▽
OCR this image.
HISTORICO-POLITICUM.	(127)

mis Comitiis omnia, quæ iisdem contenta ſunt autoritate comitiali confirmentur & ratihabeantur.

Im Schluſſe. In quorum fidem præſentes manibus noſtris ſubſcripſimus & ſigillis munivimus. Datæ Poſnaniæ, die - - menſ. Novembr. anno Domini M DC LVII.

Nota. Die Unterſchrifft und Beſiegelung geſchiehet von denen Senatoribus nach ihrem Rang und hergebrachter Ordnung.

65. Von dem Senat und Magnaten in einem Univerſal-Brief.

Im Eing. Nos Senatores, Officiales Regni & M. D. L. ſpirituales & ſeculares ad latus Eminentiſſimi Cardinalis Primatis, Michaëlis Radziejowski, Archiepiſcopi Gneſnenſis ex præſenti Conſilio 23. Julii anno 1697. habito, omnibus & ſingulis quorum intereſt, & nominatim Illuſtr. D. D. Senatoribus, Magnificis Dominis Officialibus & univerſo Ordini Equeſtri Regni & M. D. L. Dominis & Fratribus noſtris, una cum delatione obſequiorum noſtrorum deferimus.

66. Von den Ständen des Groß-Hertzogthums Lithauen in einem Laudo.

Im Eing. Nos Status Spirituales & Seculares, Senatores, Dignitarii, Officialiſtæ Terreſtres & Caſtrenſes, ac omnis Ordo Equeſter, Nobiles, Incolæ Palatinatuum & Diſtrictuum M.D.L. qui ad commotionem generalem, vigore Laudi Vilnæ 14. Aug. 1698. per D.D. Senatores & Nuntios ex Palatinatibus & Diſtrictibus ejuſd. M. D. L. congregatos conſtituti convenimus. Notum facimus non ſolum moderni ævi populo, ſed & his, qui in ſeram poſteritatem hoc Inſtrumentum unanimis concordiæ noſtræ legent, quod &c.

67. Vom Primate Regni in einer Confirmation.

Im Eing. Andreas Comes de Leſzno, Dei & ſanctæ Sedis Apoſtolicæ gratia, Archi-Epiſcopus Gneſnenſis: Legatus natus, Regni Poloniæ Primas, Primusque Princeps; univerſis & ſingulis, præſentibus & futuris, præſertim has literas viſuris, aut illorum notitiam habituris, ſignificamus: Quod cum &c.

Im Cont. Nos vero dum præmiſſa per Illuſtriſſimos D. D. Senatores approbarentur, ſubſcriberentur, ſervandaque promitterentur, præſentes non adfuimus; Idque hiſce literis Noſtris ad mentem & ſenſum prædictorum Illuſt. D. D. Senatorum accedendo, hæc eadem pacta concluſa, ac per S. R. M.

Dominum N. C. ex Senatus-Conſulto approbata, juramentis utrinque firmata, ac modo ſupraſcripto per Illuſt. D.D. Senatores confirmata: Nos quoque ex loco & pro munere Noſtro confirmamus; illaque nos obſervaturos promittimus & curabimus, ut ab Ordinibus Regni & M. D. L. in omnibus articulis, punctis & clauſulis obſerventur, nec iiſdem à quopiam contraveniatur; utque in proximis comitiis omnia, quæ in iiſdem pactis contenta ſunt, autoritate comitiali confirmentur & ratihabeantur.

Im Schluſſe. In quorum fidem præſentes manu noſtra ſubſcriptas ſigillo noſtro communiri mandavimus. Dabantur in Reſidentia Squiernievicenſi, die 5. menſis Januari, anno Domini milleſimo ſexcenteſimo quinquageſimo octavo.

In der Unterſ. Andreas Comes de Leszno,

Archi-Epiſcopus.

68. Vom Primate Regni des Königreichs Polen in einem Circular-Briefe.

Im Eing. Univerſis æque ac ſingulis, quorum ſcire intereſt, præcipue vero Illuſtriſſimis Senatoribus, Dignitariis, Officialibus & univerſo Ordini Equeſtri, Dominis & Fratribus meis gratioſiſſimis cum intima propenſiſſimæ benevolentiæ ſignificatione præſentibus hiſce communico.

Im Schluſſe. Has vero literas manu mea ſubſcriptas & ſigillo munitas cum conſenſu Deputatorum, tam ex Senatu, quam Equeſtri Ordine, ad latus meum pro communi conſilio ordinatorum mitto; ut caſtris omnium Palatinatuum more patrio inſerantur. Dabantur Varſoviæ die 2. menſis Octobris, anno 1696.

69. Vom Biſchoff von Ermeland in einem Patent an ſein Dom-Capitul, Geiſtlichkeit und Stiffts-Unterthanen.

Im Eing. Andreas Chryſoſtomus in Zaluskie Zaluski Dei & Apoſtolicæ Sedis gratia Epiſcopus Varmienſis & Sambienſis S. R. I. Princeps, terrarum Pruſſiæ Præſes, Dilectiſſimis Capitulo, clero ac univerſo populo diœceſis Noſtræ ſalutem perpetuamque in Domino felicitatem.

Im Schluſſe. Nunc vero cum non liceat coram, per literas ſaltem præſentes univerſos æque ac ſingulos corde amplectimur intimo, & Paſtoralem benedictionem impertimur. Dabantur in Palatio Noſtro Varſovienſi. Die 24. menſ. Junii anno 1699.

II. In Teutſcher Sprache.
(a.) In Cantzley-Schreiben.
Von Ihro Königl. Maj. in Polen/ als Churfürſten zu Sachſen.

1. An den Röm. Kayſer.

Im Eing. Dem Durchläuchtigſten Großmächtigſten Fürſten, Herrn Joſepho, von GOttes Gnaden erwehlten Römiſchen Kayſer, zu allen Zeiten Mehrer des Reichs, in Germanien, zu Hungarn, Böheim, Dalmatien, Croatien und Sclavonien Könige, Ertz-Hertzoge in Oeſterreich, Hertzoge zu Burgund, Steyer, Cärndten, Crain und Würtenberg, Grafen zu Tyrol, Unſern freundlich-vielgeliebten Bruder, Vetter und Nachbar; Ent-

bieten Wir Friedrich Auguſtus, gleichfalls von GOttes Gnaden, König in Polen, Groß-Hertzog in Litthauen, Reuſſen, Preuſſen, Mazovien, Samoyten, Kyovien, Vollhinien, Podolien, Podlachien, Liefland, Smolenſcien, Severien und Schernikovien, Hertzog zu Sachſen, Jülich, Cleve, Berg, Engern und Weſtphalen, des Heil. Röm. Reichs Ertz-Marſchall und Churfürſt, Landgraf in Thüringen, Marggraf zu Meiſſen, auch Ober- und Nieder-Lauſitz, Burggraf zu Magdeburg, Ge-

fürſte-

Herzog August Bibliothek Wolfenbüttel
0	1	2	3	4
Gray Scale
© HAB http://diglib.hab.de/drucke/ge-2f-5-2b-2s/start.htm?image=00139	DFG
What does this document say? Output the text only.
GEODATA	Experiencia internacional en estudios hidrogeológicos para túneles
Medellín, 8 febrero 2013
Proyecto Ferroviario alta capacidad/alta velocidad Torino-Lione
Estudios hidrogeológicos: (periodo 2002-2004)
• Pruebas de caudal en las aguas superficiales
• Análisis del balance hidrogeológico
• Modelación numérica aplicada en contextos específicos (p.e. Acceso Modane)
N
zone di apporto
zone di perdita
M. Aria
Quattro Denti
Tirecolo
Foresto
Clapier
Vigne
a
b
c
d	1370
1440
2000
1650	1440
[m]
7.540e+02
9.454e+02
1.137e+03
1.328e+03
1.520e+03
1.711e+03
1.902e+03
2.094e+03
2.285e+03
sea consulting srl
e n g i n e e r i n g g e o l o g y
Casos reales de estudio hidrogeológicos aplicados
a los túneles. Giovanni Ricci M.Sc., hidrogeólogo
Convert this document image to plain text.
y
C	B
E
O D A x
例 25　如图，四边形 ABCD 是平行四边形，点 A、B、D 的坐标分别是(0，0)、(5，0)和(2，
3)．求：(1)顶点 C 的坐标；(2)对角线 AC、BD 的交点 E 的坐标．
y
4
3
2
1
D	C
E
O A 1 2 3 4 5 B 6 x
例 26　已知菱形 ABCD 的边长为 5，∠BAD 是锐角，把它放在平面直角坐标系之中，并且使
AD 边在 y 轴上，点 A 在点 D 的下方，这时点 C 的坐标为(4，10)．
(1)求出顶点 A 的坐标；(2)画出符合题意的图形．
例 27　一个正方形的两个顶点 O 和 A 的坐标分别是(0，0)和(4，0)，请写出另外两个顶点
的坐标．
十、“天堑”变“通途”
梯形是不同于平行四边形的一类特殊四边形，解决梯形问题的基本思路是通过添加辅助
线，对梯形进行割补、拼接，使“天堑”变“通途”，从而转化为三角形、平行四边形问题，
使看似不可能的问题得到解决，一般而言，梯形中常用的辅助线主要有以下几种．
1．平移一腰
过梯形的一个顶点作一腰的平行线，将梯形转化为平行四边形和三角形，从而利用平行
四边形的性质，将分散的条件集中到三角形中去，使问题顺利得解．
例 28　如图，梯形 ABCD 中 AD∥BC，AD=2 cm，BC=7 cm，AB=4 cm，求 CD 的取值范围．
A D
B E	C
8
△
WHAT NEEDS TO BE DONE: Return the lines beginning at the one that contains "What does this" and continuing through the last line of the data, exactly as they stand and without any others.

EXERCISE SOLUTION:
What does this document say? Output the text only.
GEODATA	Experiencia internacional en estudios hidrogeológicos para túneles
Medellín, 8 febrero 2013
Proyecto Ferroviario alta capacidad/alta velocidad Torino-Lione
Estudios hidrogeológicos: (periodo 2002-2004)
• Pruebas de caudal en las aguas superficiales
• Análisis del balance hidrogeológico
• Modelación numérica aplicada en contextos específicos (p.e. Acceso Modane)
N
zone di apporto
zone di perdita
M. Aria
Quattro Denti
Tirecolo
Foresto
Clapier
Vigne
a
b
c
d	1370
1440
2000
1650	1440
[m]
7.540e+02
9.454e+02
1.137e+03
1.328e+03
1.520e+03
1.711e+03
1.902e+03
2.094e+03
2.285e+03
sea consulting srl
e n g i n e e r i n g g e o l o g y
Casos reales de estudio hidrogeológicos aplicados
a los túneles. Giovanni Ricci M.Sc., hidrogeólogo
Convert this document image to plain text.
y
C	B
E
O D A x
例 25　如图，四边形 ABCD 是平行四边形，点 A、B、D 的坐标分别是(0，0)、(5，0)和(2，
3)．求：(1)顶点 C 的坐标；(2)对角线 AC、BD 的交点 E 的坐标．
y
4
3
2
1
D	C
E
O A 1 2 3 4 5 B 6 x
例 26　已知菱形 ABCD 的边长为 5，∠BAD 是锐角，把它放在平面直角坐标系之中，并且使
AD 边在 y 轴上，点 A 在点 D 的下方，这时点 C 的坐标为(4，10)．
(1)求出顶点 A 的坐标；(2)画出符合题意的图形．
例 27　一个正方形的两个顶点 O 和 A 的坐标分别是(0，0)和(4，0)，请写出另外两个顶点
的坐标．
十、“天堑”变“通途”
梯形是不同于平行四边形的一类特殊四边形，解决梯形问题的基本思路是通过添加辅助
线，对梯形进行割补、拼接，使“天堑”变“通途”，从而转化为三角形、平行四边形问题，
使看似不可能的问题得到解决，一般而言，梯形中常用的辅助线主要有以下几种．
1．平移一腰
过梯形的一个顶点作一腰的平行线，将梯形转化为平行四边形和三角形，从而利用平行
四边形的性质，将分散的条件集中到三角形中去，使问题顺利得解．
例 28　如图，梯形 ABCD 中 AD∥BC，AD=2 cm，BC=7 cm，AB=4 cm，求 CD 的取值范围．
A D
B E	C
8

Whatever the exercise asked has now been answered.